(Data extracted from a collection)
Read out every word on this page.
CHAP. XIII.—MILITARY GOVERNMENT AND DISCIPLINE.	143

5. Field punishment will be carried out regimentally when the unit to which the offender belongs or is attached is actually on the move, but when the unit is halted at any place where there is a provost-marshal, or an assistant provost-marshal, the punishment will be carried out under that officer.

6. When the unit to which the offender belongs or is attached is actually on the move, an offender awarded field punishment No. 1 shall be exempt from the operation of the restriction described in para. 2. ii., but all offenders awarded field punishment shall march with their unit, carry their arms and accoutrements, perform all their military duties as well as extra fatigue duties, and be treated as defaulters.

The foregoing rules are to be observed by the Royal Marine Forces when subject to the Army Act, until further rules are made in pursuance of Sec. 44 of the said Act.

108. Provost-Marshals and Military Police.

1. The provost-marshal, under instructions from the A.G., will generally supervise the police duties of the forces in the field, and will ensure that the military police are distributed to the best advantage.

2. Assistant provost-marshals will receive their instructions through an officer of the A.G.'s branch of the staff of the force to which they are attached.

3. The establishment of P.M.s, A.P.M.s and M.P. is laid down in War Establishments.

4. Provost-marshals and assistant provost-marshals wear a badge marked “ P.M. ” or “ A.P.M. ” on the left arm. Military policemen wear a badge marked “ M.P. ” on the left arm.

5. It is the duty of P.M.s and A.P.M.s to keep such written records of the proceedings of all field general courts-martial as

TASK —
Repeat each record exactly. Omit nothing.

WRITTEN RESPONSE —
Read out every word on this page.
CHAP. XIII.—MILITARY GOVERNMENT AND DISCIPLINE.	143

5. Field punishment will be carried out regimentally when the unit to which the offender belongs or is attached is actually on the move, but when the unit is halted at any place where there is a provost-marshal, or an assistant provost-marshal, the punishment will be carried out under that officer.

6. When the unit to which the offender belongs or is attached is actually on the move, an offender awarded field punishment No. 1 shall be exempt from the operation of the restriction described in para. 2. ii., but all offenders awarded field punishment shall march with their unit, carry their arms and accoutrements, perform all their military duties as well as extra fatigue duties, and be treated as defaulters.

The foregoing rules are to be observed by the Royal Marine Forces when subject to the Army Act, until further rules are made in pursuance of Sec. 44 of the said Act.

108. Provost-Marshals and Military Police.

1. The provost-marshal, under instructions from the A.G., will generally supervise the police duties of the forces in the field, and will ensure that the military police are distributed to the best advantage.

2. Assistant provost-marshals will receive their instructions through an officer of the A.G.'s branch of the staff of the force to which they are attached.

3. The establishment of P.M.s, A.P.M.s and M.P. is laid down in War Establishments.

4. Provost-marshals and assistant provost-marshals wear a badge marked “ P.M. ” or “ A.P.M. ” on the left arm. Military policemen wear a badge marked “ M.P. ” on the left arm.

5. It is the duty of P.M.s and A.P.M.s to keep such written records of the proceedings of all field general courts-martial as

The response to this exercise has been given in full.